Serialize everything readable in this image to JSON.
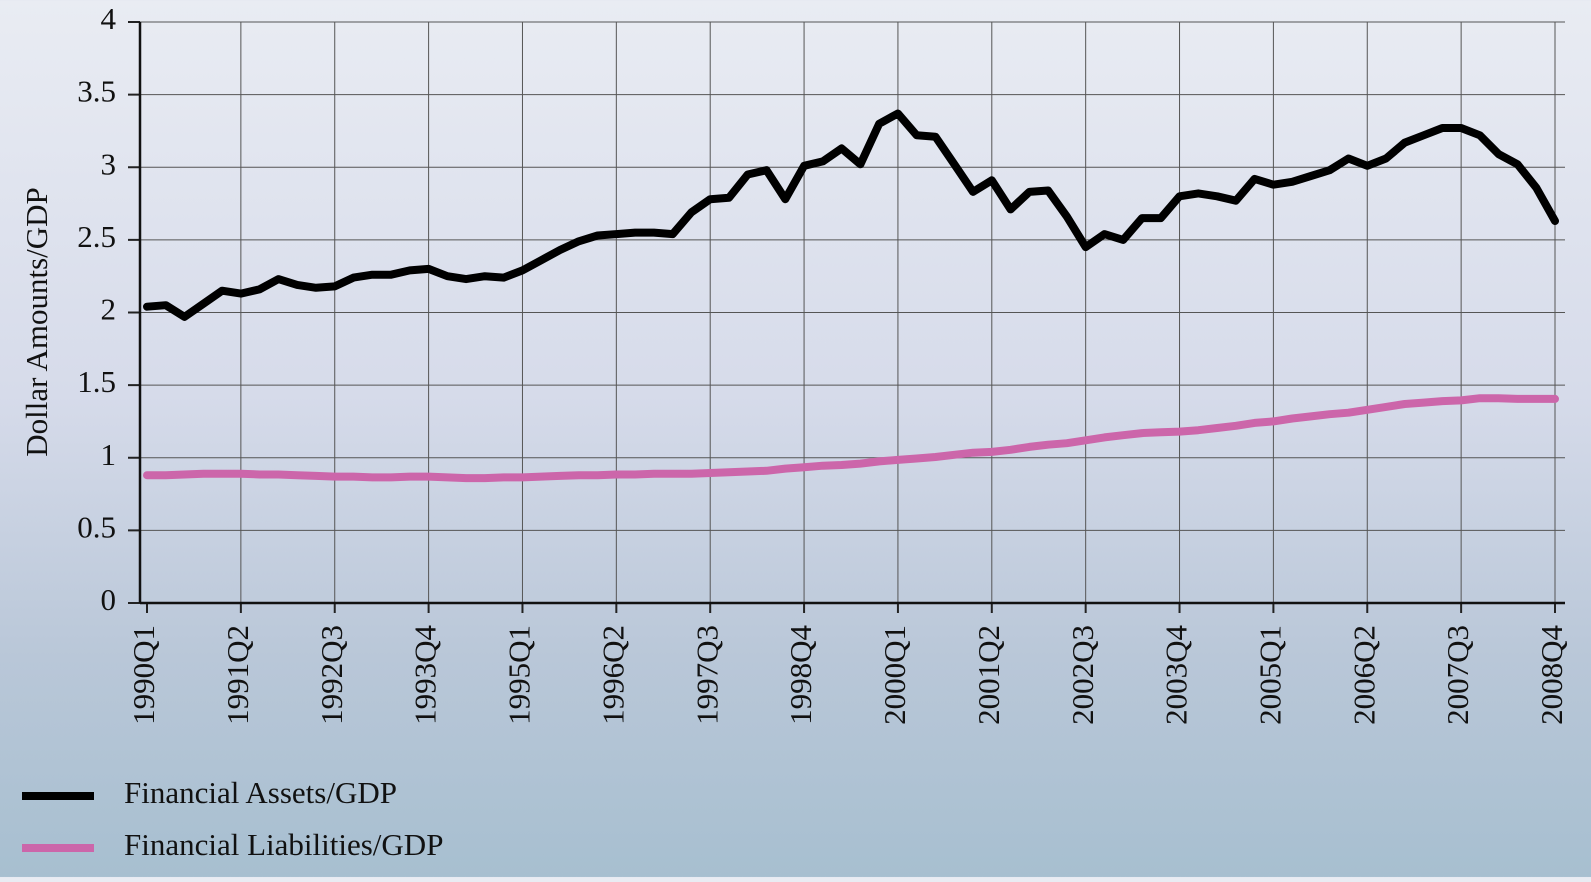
{
  "chart_data": {
    "type": "line",
    "y_label": "Dollar Amounts/GDP",
    "categories": [
      "1990Q1",
      null,
      null,
      null,
      null,
      "1991Q2",
      null,
      null,
      null,
      null,
      "1992Q3",
      null,
      null,
      null,
      null,
      "1993Q4",
      null,
      null,
      null,
      null,
      "1995Q1",
      null,
      null,
      null,
      null,
      "1996Q2",
      null,
      null,
      null,
      null,
      "1997Q3",
      null,
      null,
      null,
      null,
      "1998Q4",
      null,
      null,
      null,
      null,
      "2000Q1",
      null,
      null,
      null,
      null,
      "2001Q2",
      null,
      null,
      null,
      null,
      "2002Q3",
      null,
      null,
      null,
      null,
      "2003Q4",
      null,
      null,
      null,
      null,
      "2005Q1",
      null,
      null,
      null,
      null,
      "2006Q2",
      null,
      null,
      null,
      null,
      "2007Q3",
      null,
      null,
      null,
      null,
      "2008Q4"
    ],
    "series": [
      {
        "name": "Financial Assets/GDP",
        "color": "#000000",
        "values": [
          2.04,
          2.05,
          1.97,
          2.06,
          2.15,
          2.13,
          2.16,
          2.23,
          2.19,
          2.17,
          2.18,
          2.24,
          2.26,
          2.26,
          2.29,
          2.3,
          2.25,
          2.23,
          2.25,
          2.24,
          2.29,
          2.36,
          2.43,
          2.49,
          2.53,
          2.54,
          2.55,
          2.55,
          2.54,
          2.69,
          2.78,
          2.79,
          2.95,
          2.98,
          2.78,
          3.01,
          3.04,
          3.13,
          3.02,
          3.3,
          3.37,
          3.22,
          3.21,
          3.02,
          2.83,
          2.91,
          2.71,
          2.83,
          2.84,
          2.66,
          2.45,
          2.54,
          2.5,
          2.65,
          2.65,
          2.8,
          2.82,
          2.8,
          2.77,
          2.92,
          2.88,
          2.9,
          2.94,
          2.98,
          3.06,
          3.01,
          3.06,
          3.17,
          3.22,
          3.27,
          3.27,
          3.22,
          3.09,
          3.02,
          2.86,
          2.63
        ]
      },
      {
        "name": "Financial Liabilities/GDP",
        "color": "#cc66aa",
        "values": [
          0.88,
          0.88,
          0.885,
          0.89,
          0.89,
          0.89,
          0.885,
          0.885,
          0.88,
          0.875,
          0.87,
          0.87,
          0.865,
          0.865,
          0.87,
          0.87,
          0.865,
          0.86,
          0.86,
          0.865,
          0.865,
          0.87,
          0.875,
          0.88,
          0.88,
          0.885,
          0.885,
          0.89,
          0.89,
          0.89,
          0.895,
          0.9,
          0.905,
          0.91,
          0.925,
          0.935,
          0.945,
          0.95,
          0.96,
          0.975,
          0.985,
          0.995,
          1.005,
          1.02,
          1.035,
          1.04,
          1.055,
          1.075,
          1.09,
          1.1,
          1.12,
          1.14,
          1.155,
          1.17,
          1.175,
          1.18,
          1.19,
          1.205,
          1.22,
          1.24,
          1.25,
          1.27,
          1.285,
          1.3,
          1.31,
          1.33,
          1.35,
          1.37,
          1.38,
          1.39,
          1.395,
          1.41,
          1.41,
          1.405,
          1.405,
          1.405
        ]
      }
    ],
    "ylim": [
      0,
      4
    ],
    "yticks": [
      0,
      0.5,
      1,
      1.5,
      2,
      2.5,
      3,
      3.5,
      4
    ],
    "grid": true,
    "legend": "bottom-left"
  }
}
───
> [What is asked]:
Give only the number of lines in the records that include the word "Financial".

> [Task result]:
2